#### [REQUIREMENT]
Only a number is expected: how many lines in the data below contain the word "text".

#### [RECORDS TO PROCESS]
════════════════
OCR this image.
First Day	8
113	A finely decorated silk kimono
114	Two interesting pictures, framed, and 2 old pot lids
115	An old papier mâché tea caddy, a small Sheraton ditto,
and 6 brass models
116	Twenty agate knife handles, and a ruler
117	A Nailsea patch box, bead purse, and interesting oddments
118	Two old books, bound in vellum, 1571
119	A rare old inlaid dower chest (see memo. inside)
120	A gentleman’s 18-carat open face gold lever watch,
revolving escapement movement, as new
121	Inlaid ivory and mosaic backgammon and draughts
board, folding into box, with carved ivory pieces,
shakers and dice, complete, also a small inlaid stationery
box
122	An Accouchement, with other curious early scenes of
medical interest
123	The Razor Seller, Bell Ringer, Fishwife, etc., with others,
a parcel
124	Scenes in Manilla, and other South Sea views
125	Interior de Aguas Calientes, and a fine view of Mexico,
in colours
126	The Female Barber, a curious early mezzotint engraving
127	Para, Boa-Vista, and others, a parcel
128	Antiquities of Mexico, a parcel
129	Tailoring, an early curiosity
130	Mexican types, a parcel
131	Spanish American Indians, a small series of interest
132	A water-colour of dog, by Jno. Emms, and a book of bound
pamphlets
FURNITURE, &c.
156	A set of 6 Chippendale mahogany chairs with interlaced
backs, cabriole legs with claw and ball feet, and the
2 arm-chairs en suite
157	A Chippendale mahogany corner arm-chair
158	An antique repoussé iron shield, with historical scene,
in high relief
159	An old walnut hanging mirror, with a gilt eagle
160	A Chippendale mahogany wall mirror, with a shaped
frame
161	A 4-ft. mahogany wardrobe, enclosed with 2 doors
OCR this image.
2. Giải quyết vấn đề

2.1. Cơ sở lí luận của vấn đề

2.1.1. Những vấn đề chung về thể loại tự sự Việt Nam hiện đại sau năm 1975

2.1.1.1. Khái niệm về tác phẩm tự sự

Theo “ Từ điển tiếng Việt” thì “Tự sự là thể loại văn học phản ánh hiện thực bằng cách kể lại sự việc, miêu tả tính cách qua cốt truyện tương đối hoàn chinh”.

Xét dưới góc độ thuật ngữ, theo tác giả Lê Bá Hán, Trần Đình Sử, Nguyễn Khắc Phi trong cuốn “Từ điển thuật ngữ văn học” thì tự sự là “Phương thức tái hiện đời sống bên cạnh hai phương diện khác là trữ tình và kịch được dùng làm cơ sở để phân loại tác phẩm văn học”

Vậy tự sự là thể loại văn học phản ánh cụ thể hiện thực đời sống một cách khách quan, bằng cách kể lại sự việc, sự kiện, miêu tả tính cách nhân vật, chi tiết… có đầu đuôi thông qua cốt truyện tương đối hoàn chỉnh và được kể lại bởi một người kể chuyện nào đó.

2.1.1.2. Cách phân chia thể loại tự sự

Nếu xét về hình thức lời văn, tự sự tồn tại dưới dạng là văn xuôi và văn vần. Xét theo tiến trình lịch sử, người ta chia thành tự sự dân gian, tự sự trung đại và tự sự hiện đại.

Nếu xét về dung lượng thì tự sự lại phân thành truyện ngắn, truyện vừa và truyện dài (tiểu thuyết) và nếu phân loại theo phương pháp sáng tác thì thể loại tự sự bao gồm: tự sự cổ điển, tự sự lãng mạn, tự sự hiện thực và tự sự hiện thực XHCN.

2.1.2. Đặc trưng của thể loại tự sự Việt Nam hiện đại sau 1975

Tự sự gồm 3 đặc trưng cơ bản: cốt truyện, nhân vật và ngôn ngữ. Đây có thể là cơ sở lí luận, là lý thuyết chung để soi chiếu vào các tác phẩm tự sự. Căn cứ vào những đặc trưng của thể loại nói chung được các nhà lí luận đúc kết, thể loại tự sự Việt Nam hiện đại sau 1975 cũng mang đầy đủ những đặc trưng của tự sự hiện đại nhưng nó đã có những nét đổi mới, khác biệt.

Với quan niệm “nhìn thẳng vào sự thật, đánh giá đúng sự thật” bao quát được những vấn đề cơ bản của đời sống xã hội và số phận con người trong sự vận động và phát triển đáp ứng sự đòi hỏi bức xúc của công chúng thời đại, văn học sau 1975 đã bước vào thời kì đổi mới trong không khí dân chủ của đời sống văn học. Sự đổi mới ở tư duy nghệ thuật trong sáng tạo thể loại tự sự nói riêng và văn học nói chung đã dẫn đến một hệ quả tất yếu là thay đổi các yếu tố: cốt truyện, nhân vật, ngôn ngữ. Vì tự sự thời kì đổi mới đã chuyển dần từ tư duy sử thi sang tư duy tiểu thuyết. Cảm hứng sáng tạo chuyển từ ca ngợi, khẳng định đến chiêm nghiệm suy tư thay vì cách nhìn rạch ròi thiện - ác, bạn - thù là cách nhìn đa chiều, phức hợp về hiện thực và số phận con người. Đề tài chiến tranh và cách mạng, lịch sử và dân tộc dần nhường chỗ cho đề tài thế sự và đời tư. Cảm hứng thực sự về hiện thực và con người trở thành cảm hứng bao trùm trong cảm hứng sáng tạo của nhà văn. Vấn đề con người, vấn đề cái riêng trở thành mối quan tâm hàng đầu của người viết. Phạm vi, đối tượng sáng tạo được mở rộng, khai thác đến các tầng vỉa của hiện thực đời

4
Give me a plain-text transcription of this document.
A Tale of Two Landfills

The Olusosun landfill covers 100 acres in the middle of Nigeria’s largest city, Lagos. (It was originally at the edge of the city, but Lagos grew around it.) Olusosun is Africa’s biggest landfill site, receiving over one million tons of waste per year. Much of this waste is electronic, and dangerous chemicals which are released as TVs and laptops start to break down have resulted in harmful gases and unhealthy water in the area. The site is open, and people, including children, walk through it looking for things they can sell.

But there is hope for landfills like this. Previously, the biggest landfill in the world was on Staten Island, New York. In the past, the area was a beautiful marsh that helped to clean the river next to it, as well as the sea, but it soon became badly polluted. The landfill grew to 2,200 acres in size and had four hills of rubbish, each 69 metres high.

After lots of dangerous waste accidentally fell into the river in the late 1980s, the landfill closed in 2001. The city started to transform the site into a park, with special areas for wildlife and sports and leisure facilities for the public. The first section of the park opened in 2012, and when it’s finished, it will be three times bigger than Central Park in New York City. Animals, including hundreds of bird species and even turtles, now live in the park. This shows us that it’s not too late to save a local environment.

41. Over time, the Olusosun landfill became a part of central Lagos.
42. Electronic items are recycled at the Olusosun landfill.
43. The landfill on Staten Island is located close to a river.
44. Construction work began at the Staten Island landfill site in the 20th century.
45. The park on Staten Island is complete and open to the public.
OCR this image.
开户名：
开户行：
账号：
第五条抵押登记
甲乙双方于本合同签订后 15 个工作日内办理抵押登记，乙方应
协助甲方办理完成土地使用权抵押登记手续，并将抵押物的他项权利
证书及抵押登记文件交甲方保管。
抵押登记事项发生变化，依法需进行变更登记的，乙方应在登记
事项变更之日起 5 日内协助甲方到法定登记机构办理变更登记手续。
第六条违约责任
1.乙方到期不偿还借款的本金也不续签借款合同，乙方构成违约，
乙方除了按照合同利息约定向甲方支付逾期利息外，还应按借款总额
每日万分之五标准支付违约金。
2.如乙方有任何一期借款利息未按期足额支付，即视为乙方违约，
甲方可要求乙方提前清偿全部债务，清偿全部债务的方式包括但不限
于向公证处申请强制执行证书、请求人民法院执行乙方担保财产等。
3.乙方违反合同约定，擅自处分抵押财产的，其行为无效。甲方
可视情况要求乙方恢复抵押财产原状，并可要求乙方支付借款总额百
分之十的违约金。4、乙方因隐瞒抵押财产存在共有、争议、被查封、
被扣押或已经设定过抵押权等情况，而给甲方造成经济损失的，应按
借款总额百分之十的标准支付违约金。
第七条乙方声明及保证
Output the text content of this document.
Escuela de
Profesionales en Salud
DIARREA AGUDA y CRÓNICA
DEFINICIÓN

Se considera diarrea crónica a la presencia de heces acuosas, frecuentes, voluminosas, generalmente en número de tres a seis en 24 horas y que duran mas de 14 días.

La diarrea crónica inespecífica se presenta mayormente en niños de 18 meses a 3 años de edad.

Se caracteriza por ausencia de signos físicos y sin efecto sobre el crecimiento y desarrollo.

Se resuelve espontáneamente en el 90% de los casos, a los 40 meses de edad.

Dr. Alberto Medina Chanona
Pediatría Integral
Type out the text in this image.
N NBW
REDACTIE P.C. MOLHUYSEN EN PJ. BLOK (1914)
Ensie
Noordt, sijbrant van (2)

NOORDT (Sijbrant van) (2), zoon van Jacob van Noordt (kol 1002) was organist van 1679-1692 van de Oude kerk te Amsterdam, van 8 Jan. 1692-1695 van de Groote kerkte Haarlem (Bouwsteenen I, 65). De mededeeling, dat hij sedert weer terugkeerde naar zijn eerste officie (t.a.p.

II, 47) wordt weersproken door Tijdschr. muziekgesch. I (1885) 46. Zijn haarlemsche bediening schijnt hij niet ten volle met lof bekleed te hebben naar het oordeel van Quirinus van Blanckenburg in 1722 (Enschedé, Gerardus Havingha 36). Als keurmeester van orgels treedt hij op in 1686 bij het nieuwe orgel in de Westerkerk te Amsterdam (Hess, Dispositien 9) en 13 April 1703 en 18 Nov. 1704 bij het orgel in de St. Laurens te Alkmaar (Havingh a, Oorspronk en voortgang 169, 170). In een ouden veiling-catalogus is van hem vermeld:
════════════════
#### [CORRECT RESULT]
3